> [Job] Copy the data below word for word, starting with its first line and ending after the line that contains "list-item[interactable]: 영어 [2024년 기출] 창문여자고등학교".

> [The records]
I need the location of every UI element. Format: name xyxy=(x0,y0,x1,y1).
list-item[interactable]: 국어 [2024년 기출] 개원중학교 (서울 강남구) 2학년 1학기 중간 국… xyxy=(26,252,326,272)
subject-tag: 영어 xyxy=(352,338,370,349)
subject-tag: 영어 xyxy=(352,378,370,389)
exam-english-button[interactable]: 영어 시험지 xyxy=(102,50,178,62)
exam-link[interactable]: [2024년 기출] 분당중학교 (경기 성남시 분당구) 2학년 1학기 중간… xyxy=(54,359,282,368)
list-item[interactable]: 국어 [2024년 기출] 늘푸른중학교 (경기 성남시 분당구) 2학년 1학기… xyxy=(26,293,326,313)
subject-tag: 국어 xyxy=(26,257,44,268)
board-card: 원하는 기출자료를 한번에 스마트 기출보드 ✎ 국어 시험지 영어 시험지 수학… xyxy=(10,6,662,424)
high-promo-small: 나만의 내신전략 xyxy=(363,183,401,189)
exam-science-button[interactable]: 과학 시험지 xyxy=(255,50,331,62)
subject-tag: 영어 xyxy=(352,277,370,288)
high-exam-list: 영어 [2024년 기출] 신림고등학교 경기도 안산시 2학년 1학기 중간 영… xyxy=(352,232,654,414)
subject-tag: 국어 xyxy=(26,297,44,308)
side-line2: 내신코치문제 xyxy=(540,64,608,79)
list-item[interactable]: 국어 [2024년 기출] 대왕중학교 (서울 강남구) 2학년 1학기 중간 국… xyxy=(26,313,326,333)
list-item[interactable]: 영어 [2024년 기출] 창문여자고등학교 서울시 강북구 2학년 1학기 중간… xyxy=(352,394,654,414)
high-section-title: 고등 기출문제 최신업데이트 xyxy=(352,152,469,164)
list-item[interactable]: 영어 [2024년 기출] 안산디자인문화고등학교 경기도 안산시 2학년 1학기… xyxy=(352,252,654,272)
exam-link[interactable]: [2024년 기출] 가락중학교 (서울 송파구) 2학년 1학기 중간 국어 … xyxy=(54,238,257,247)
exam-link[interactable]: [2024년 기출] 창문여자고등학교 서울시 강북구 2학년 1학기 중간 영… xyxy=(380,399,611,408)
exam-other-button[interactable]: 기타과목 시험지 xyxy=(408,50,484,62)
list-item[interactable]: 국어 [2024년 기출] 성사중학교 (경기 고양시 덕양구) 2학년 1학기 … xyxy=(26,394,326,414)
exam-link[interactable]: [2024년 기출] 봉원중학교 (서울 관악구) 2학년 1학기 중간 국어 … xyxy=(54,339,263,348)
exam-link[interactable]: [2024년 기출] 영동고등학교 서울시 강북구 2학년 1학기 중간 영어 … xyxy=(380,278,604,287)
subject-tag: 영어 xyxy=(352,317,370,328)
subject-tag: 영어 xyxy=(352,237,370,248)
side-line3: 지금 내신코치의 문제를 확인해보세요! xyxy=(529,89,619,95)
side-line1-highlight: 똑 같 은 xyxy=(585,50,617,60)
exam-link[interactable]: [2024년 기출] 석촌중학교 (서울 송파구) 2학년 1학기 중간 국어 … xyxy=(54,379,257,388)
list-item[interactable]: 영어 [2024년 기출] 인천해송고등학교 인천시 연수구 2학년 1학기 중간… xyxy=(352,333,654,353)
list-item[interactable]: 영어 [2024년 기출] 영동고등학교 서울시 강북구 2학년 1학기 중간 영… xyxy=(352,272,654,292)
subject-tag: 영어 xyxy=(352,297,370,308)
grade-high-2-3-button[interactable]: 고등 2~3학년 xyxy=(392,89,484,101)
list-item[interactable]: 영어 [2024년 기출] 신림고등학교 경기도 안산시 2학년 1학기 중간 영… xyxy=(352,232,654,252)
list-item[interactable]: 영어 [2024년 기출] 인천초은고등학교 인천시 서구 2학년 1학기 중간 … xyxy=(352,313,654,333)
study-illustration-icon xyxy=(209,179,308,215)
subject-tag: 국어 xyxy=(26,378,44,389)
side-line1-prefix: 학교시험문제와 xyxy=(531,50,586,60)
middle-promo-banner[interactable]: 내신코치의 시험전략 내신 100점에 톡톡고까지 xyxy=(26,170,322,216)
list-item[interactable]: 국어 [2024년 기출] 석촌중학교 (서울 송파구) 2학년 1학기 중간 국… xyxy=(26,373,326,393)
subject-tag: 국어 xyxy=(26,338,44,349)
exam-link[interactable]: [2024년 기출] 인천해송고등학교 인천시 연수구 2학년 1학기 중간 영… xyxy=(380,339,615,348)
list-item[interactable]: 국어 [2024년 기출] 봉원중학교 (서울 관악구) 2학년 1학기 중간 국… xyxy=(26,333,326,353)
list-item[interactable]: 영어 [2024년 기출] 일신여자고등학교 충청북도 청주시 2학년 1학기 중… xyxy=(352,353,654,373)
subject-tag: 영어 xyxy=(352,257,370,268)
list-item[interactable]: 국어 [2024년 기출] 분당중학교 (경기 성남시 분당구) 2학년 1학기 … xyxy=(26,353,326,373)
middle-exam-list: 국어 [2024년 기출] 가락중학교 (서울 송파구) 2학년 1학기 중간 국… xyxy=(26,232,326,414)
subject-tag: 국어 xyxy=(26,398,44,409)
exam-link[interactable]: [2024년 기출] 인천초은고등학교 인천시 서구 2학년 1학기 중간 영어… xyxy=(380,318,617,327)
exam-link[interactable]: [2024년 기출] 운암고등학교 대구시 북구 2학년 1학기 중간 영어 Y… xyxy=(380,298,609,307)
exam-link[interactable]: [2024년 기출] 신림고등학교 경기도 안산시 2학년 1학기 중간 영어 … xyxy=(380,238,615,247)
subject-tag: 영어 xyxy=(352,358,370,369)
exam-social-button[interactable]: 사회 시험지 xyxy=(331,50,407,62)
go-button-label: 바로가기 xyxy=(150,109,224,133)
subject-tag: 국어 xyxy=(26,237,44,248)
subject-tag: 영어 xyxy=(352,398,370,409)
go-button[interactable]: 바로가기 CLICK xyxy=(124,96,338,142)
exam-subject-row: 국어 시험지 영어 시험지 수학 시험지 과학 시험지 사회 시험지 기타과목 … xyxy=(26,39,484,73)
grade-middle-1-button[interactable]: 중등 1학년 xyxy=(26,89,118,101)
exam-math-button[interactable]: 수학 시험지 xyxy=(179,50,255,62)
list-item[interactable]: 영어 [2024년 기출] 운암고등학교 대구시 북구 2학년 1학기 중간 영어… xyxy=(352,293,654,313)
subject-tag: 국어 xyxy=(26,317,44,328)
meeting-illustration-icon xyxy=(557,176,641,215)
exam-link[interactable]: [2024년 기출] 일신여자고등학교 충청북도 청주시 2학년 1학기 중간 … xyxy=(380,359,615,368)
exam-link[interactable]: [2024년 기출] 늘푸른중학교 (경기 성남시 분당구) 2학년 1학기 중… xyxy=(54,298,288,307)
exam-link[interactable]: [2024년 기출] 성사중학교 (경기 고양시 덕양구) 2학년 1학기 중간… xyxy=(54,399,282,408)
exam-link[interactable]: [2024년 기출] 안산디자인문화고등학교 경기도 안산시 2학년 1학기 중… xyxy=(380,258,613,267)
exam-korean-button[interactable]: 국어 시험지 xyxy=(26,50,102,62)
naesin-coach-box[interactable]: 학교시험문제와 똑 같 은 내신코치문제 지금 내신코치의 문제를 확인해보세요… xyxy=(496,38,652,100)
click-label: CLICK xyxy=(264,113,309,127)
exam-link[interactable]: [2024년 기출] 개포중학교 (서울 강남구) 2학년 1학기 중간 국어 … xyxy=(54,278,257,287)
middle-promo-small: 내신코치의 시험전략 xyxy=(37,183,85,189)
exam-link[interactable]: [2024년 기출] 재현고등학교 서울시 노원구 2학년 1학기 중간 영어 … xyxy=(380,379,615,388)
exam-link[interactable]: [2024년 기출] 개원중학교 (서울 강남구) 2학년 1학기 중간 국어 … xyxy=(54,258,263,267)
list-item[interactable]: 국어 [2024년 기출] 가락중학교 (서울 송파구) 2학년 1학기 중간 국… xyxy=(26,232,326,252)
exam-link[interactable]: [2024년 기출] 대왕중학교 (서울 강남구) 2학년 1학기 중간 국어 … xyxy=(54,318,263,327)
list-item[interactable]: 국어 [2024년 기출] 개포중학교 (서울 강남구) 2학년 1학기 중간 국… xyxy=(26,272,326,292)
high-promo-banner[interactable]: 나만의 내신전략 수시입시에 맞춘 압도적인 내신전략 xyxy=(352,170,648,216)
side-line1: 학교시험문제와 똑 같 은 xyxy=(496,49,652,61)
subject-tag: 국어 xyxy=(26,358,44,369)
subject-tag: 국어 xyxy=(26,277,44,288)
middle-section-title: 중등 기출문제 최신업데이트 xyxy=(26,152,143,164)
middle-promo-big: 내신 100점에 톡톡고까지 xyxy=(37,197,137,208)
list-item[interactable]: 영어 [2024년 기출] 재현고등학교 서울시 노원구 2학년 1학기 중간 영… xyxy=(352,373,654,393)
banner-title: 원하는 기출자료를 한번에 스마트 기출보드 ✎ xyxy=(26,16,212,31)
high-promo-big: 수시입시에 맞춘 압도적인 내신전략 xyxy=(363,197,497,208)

> [Task result]
I need the location of every UI element. Format: name xyxy=(x0,y0,x1,y1).
list-item[interactable]: 국어 [2024년 기출] 개원중학교 (서울 강남구) 2학년 1학기 중간 국… xyxy=(26,252,326,272)
subject-tag: 영어 xyxy=(352,338,370,349)
subject-tag: 영어 xyxy=(352,378,370,389)
exam-english-button[interactable]: 영어 시험지 xyxy=(102,50,178,62)
exam-link[interactable]: [2024년 기출] 분당중학교 (경기 성남시 분당구) 2학년 1학기 중간… xyxy=(54,359,282,368)
list-item[interactable]: 국어 [2024년 기출] 늘푸른중학교 (경기 성남시 분당구) 2학년 1학기… xyxy=(26,293,326,313)
subject-tag: 국어 xyxy=(26,257,44,268)
board-card: 원하는 기출자료를 한번에 스마트 기출보드 ✎ 국어 시험지 영어 시험지 수학… xyxy=(10,6,662,424)
high-promo-small: 나만의 내신전략 xyxy=(363,183,401,189)
exam-science-button[interactable]: 과학 시험지 xyxy=(255,50,331,62)
subject-tag: 영어 xyxy=(352,277,370,288)
high-exam-list: 영어 [2024년 기출] 신림고등학교 경기도 안산시 2학년 1학기 중간 영… xyxy=(352,232,654,414)
subject-tag: 국어 xyxy=(26,297,44,308)
side-line2: 내신코치문제 xyxy=(540,64,608,79)
list-item[interactable]: 국어 [2024년 기출] 대왕중학교 (서울 강남구) 2학년 1학기 중간 국… xyxy=(26,313,326,333)
list-item[interactable]: 영어 [2024년 기출] 창문여자고등학교 서울시 강북구 2학년 1학기 중간… xyxy=(352,394,654,414)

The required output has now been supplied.